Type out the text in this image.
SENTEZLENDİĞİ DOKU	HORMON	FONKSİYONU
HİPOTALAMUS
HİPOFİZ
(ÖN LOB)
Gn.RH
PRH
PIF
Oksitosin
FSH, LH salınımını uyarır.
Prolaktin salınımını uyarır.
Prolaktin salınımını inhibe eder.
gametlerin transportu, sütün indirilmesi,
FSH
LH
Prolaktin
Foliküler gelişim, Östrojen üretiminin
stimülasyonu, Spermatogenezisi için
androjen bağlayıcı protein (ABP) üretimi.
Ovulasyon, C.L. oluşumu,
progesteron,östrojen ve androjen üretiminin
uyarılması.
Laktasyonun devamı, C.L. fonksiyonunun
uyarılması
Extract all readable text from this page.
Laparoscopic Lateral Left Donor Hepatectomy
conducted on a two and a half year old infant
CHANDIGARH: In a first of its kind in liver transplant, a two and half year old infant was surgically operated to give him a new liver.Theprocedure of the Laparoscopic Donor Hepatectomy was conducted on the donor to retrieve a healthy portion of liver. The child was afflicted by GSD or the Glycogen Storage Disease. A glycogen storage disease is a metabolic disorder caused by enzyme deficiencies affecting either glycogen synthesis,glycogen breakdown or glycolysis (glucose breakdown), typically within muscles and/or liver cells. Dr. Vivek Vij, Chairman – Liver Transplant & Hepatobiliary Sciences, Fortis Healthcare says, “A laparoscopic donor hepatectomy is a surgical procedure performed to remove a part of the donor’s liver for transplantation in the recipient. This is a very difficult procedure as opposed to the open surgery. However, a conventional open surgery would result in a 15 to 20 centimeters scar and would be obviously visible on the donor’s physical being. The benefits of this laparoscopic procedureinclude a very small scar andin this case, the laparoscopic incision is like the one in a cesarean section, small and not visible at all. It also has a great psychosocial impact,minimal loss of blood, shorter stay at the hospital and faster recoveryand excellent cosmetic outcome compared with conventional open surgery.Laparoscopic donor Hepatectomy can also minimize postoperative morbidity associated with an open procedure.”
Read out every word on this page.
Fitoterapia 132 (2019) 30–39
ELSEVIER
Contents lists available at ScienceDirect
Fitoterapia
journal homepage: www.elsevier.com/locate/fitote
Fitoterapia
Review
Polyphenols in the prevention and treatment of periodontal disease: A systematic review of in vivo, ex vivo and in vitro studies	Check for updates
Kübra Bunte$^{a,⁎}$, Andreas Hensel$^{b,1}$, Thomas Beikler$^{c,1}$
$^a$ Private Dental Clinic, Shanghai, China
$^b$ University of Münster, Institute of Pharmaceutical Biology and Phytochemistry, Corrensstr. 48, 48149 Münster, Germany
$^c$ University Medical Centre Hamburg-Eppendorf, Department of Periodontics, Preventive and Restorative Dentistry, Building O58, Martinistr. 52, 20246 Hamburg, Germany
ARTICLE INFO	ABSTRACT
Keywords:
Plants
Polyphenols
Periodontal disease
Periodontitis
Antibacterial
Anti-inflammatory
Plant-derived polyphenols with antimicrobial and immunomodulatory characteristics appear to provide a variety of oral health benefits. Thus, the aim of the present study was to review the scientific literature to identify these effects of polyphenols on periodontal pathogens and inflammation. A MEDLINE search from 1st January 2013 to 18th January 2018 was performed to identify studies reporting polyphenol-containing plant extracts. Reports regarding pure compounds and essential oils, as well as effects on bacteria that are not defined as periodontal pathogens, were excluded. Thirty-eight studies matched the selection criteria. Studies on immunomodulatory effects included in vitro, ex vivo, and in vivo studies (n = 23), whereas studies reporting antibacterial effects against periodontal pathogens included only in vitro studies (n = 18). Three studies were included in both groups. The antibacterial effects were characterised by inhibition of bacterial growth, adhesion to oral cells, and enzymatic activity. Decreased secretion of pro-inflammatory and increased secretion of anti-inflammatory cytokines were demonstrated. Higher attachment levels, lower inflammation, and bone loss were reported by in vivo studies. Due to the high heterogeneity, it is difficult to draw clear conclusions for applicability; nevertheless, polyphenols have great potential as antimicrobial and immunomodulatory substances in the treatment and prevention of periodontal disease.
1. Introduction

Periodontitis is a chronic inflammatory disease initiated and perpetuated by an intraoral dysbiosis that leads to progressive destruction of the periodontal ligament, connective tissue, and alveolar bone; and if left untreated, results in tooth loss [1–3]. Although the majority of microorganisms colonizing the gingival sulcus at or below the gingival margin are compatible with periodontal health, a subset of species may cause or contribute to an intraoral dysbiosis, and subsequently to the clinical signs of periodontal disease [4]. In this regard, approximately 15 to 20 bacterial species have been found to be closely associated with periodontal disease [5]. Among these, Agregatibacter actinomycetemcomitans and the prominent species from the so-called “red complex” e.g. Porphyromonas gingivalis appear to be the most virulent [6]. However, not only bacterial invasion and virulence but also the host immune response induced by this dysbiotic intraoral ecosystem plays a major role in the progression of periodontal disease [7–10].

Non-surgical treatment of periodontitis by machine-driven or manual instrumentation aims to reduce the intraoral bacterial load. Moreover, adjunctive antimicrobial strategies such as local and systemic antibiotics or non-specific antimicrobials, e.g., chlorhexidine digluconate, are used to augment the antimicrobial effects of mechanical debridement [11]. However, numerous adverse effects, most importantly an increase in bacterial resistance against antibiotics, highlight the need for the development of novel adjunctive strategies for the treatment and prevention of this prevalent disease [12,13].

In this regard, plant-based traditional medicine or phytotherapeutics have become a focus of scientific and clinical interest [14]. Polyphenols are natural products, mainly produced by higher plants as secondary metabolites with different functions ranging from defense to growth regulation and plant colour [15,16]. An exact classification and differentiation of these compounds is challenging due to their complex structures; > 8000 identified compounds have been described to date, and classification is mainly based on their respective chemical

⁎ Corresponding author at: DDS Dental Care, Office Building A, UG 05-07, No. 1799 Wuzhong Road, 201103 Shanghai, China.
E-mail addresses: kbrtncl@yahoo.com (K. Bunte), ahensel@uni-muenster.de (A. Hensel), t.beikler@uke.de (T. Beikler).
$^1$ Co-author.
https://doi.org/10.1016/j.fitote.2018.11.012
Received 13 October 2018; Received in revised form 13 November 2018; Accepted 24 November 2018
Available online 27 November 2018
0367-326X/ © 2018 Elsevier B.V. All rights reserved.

■ Exercise objective:
Write out every line of the material again, exactly as it reads.

■ Answer box:
Type out the text in this image.
SENTEZLENDİĞİ DOKU	HORMON	FONKSİYONU
HİPOTALAMUS
HİPOFİZ
(ÖN LOB)
Gn.RH
PRH
PIF
Oksitosin
FSH, LH salınımını uyarır.
Prolaktin salınımını uyarır.
Prolaktin salınımını inhibe eder.
gametlerin transportu, sütün indirilmesi,
FSH
LH
Prolaktin
Foliküler gelişim, Östrojen üretiminin
stimülasyonu, Spermatogenezisi için
androjen bağlayıcı protein (ABP) üretimi.
Ovulasyon, C.L. oluşumu,
progesteron,östrojen ve androjen üretiminin
uyarılması.
Laktasyonun devamı, C.L. fonksiyonunun
uyarılması
Extract all readable text from this page.
Laparoscopic Lateral Left Donor Hepatectomy
conducted on a two and a half year old infant
CHANDIGARH: In a first of its kind in liver transplant, a two and half year old infant was surgically operated to give him a new liver.Theprocedure of the Laparoscopic Donor Hepatectomy was conducted on the donor to retrieve a healthy portion of liver. The child was afflicted by GSD or the Glycogen Storage Disease. A glycogen storage disease is a metabolic disorder caused by enzyme deficiencies affecting either glycogen synthesis,glycogen breakdown or glycolysis (glucose breakdown), typically within muscles and/or liver cells. Dr. Vivek Vij, Chairman – Liver Transplant & Hepatobiliary Sciences, Fortis Healthcare says, “A laparoscopic donor hepatectomy is a surgical procedure performed to remove a part of the donor’s liver for transplantation in the recipient. This is a very difficult procedure as opposed to the open surgery. However, a conventional open surgery would result in a 15 to 20 centimeters scar and would be obviously visible on the donor’s physical being. The benefits of this laparoscopic procedureinclude a very small scar andin this case, the laparoscopic incision is like the one in a cesarean section, small and not visible at all. It also has a great psychosocial impact,minimal loss of blood, shorter stay at the hospital and faster recoveryand excellent cosmetic outcome compared with conventional open surgery.Laparoscopic donor Hepatectomy can also minimize postoperative morbidity associated with an open procedure.”
Read out every word on this page.
Fitoterapia 132 (2019) 30–39
ELSEVIER
Contents lists available at ScienceDirect
Fitoterapia
journal homepage: www.elsevier.com/locate/fitote
Fitoterapia
Review
Polyphenols in the prevention and treatment of periodontal disease: A systematic review of in vivo, ex vivo and in vitro studies	Check for updates
Kübra Bunte$^{a,⁎}$, Andreas Hensel$^{b,1}$, Thomas Beikler$^{c,1}$
$^a$ Private Dental Clinic, Shanghai, China
$^b$ University of Münster, Institute of Pharmaceutical Biology and Phytochemistry, Corrensstr. 48, 48149 Münster, Germany
$^c$ University Medical Centre Hamburg-Eppendorf, Department of Periodontics, Preventive and Restorative Dentistry, Building O58, Martinistr. 52, 20246 Hamburg, Germany
ARTICLE INFO	ABSTRACT
Keywords:
Plants
Polyphenols
Periodontal disease
Periodontitis
Antibacterial
Anti-inflammatory
Plant-derived polyphenols with antimicrobial and immunomodulatory characteristics appear to provide a variety of oral health benefits. Thus, the aim of the present study was to review the scientific literature to identify these effects of polyphenols on periodontal pathogens and inflammation. A MEDLINE search from 1st January 2013 to 18th January 2018 was performed to identify studies reporting polyphenol-containing plant extracts. Reports regarding pure compounds and essential oils, as well as effects on bacteria that are not defined as periodontal pathogens, were excluded. Thirty-eight studies matched the selection criteria. Studies on immunomodulatory effects included in vitro, ex vivo, and in vivo studies (n = 23), whereas studies reporting antibacterial effects against periodontal pathogens included only in vitro studies (n = 18). Three studies were included in both groups. The antibacterial effects were characterised by inhibition of bacterial growth, adhesion to oral cells, and enzymatic activity. Decreased secretion of pro-inflammatory and increased secretion of anti-inflammatory cytokines were demonstrated. Higher attachment levels, lower inflammation, and bone loss were reported by in vivo studies. Due to the high heterogeneity, it is difficult to draw clear conclusions for applicability; nevertheless, polyphenols have great potential as antimicrobial and immunomodulatory substances in the treatment and prevention of periodontal disease.
1. Introduction

Periodontitis is a chronic inflammatory disease initiated and perpetuated by an intraoral dysbiosis that leads to progressive destruction of the periodontal ligament, connective tissue, and alveolar bone; and if left untreated, results in tooth loss [1–3]. Although the majority of microorganisms colonizing the gingival sulcus at or below the gingival margin are compatible with periodontal health, a subset of species may cause or contribute to an intraoral dysbiosis, and subsequently to the clinical signs of periodontal disease [4]. In this regard, approximately 15 to 20 bacterial species have been found to be closely associated with periodontal disease [5]. Among these, Agregatibacter actinomycetemcomitans and the prominent species from the so-called “red complex” e.g. Porphyromonas gingivalis appear to be the most virulent [6]. However, not only bacterial invasion and virulence but also the host immune response induced by this dysbiotic intraoral ecosystem plays a major role in the progression of periodontal disease [7–10].

Non-surgical treatment of periodontitis by machine-driven or manual instrumentation aims to reduce the intraoral bacterial load. Moreover, adjunctive antimicrobial strategies such as local and systemic antibiotics or non-specific antimicrobials, e.g., chlorhexidine digluconate, are used to augment the antimicrobial effects of mechanical debridement [11]. However, numerous adverse effects, most importantly an increase in bacterial resistance against antibiotics, highlight the need for the development of novel adjunctive strategies for the treatment and prevention of this prevalent disease [12,13].

In this regard, plant-based traditional medicine or phytotherapeutics have become a focus of scientific and clinical interest [14]. Polyphenols are natural products, mainly produced by higher plants as secondary metabolites with different functions ranging from defense to growth regulation and plant colour [15,16]. An exact classification and differentiation of these compounds is challenging due to their complex structures; > 8000 identified compounds have been described to date, and classification is mainly based on their respective chemical

⁎ Corresponding author at: DDS Dental Care, Office Building A, UG 05-07, No. 1799 Wuzhong Road, 201103 Shanghai, China.
E-mail addresses: kbrtncl@yahoo.com (K. Bunte), ahensel@uni-muenster.de (A. Hensel), t.beikler@uke.de (T. Beikler).
$^1$ Co-author.
https://doi.org/10.1016/j.fitote.2018.11.012
Received 13 October 2018; Received in revised form 13 November 2018; Accepted 24 November 2018
Available online 27 November 2018
0367-326X/ © 2018 Elsevier B.V. All rights reserved.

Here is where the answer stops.